Um Engagement auch tatsächlich wirksam umsetzen zu können, ist der Zusammenschluss von Investoren essenziell: „Einerseits, um mit mehr vereintem Kapital noch ernster genommen zu werden, andererseits aber auch, um das Unternehmen geschlossen mit einer Stimme anzusprechen. Derartige Aktionen müssen koordiniert und strukturiert ablaufen, um auch tatsächlich erfolgreich zu sein“, verweist Güttler auf die bisherigen Erfahrungen bei Engagementprozessen.

■ **BEREITGESTELLTE DATENSÄTZE**
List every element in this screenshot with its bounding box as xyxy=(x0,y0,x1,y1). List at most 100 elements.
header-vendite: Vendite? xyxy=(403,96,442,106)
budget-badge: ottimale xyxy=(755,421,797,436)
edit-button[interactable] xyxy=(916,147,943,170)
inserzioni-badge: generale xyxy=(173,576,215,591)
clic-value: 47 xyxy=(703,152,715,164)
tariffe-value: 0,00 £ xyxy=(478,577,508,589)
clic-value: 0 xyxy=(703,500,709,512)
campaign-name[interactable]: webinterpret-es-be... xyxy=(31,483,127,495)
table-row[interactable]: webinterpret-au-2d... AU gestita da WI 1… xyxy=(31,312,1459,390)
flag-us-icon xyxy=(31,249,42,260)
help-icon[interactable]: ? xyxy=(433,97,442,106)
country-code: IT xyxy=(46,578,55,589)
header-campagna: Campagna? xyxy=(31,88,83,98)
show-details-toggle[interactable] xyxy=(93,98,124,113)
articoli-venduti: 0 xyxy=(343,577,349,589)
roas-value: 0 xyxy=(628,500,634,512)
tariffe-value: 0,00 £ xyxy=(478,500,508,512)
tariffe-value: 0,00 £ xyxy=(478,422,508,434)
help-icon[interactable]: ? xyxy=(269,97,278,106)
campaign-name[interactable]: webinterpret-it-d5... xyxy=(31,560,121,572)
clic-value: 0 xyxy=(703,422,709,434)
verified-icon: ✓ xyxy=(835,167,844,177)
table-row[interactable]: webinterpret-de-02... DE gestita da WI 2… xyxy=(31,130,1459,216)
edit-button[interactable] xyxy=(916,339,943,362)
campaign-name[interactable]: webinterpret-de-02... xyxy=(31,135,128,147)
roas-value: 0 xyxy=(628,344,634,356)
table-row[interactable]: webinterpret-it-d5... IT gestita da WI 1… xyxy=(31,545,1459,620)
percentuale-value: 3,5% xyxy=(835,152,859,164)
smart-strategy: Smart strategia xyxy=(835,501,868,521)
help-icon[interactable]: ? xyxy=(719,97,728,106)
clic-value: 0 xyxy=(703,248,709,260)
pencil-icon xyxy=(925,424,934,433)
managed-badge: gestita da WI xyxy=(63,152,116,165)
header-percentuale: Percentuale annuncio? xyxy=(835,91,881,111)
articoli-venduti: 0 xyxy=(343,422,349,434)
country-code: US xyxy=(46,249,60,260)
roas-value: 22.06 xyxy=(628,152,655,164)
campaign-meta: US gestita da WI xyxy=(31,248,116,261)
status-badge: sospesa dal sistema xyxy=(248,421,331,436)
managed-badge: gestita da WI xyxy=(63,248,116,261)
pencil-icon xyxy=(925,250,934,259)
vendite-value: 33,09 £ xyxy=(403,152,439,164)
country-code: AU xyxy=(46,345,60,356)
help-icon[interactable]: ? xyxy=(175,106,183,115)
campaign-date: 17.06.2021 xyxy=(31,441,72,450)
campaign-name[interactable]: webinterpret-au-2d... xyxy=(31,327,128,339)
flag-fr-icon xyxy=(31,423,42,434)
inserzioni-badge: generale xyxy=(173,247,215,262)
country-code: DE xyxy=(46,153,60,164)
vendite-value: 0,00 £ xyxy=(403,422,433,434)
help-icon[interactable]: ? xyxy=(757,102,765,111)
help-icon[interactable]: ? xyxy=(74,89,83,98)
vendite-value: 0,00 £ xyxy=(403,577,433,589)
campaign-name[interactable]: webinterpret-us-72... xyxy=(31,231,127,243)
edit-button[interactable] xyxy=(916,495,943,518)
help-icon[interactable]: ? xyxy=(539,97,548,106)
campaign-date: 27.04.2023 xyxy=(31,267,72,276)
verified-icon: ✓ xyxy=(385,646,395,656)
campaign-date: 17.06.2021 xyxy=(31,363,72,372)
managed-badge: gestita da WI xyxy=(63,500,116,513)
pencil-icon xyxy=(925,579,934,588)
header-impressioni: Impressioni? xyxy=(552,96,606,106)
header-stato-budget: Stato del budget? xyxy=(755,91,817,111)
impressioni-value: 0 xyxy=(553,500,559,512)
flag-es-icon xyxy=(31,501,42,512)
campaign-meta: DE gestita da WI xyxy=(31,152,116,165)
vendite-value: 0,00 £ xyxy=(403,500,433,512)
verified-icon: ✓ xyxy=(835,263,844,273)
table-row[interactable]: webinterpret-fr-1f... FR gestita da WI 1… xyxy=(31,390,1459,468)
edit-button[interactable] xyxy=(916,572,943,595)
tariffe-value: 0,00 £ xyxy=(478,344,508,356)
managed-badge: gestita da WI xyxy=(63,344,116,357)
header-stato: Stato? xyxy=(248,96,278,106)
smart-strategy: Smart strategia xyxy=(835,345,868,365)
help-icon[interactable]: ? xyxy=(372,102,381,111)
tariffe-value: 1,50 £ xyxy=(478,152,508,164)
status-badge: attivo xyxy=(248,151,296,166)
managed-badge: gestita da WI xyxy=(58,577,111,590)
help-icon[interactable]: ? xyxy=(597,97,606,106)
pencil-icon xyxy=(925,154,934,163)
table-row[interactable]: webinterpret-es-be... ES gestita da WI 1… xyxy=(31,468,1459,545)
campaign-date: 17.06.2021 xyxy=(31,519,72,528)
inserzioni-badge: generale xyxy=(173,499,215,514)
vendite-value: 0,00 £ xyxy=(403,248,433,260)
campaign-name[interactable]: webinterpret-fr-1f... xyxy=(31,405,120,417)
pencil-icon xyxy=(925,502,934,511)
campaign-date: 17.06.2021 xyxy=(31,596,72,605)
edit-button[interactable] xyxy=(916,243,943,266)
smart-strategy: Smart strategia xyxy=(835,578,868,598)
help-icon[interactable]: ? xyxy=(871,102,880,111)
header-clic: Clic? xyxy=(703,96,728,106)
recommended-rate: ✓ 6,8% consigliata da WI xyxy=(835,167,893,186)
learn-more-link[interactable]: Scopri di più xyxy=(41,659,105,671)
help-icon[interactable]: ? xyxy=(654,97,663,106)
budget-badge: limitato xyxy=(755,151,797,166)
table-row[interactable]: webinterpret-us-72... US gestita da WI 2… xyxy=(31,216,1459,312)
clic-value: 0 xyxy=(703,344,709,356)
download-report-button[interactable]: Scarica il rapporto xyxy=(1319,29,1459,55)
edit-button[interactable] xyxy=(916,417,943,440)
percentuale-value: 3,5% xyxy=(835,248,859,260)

■ **AUFGABENLISTE**
1. Gib den Text über Investorenengagement zwischen „Um Engagement auch“ und „Erfahrungen bei Engagementprozessen.“ wortgetreu wieder, beide Stellen eingeschlossen.
2. Führe den Text über Investorenengagement im Anschluss an seinen letzten Satz weiter.

■ **ERGEBNISSE JE AUFGABE**
1.
Um Engagement auch tatsächlich wirksam umsetzen zu können, ist der Zusammenschluss von Investoren essenziell: „Einerseits, um mit mehr vereintem Kapital noch ernster genommen zu werden, andererseits aber auch, um das Unternehmen geschlossen mit einer Stimme anzusprechen. Derartige Aktionen müssen koordiniert und strukturiert ablaufen, um auch tatsächlich erfolgreich zu sein“, verweist Güttler auf die bisherigen Erfahrungen bei Engagementprozessen.

2.
Kein Schwarz-Weiß-Denken: Individuelle Investorenbedürfnisse
Dennoch warnt Güttler in Bezug auf Nachhaltigkeitsansätze vor simplifizierten Richtig-oder-Falsch-Denkweisen: „Es gibt hier kein „richtig“ oder „falsch“, sondern nur ein „passend“ oder eben „nicht passend“. Auch als Anbieter muss einem bewusst sein, dass jeder Investor Nachhaltigkeit anders interpretiert und allgemein gültige Definitionen derzeit vergeblich zu finden sind.“
Der UBS „Nachhaltigkeitsbaukasten“ im Überblick
Mit einer Trendumkehr der zunehmenden Ansatzvielfalt von Nachhaltigkeitsstrategien sei laut Güttler auch in Zukunft nicht zu rechnen: „Wir setzen hier weiterhin auf einen breiten Baukasten und überlassen es dem mündigen Investor, Nachhaltigkeit nach den individuellen Präferenzen umsetzen sowie auch über verschiedene Ansätze diversifizieren zu können“, so der Experte abschließend. Nicht den einen vermeintlich richtigen Nachhaltigkeitsansatz diktiert zu bekommen, ist aus Investorensicht sicherlich begrüßenswert. Investoren sollten jedoch nicht unterschätzen, dass die Identifizierung einer „passenden“ Nachhaltigkeitsstrategie aufgrund der Angebotsvielfalt und fehlender Standardisierungen mit entsprechendem Zeit- und Ressourcenaufwand verbunden ist.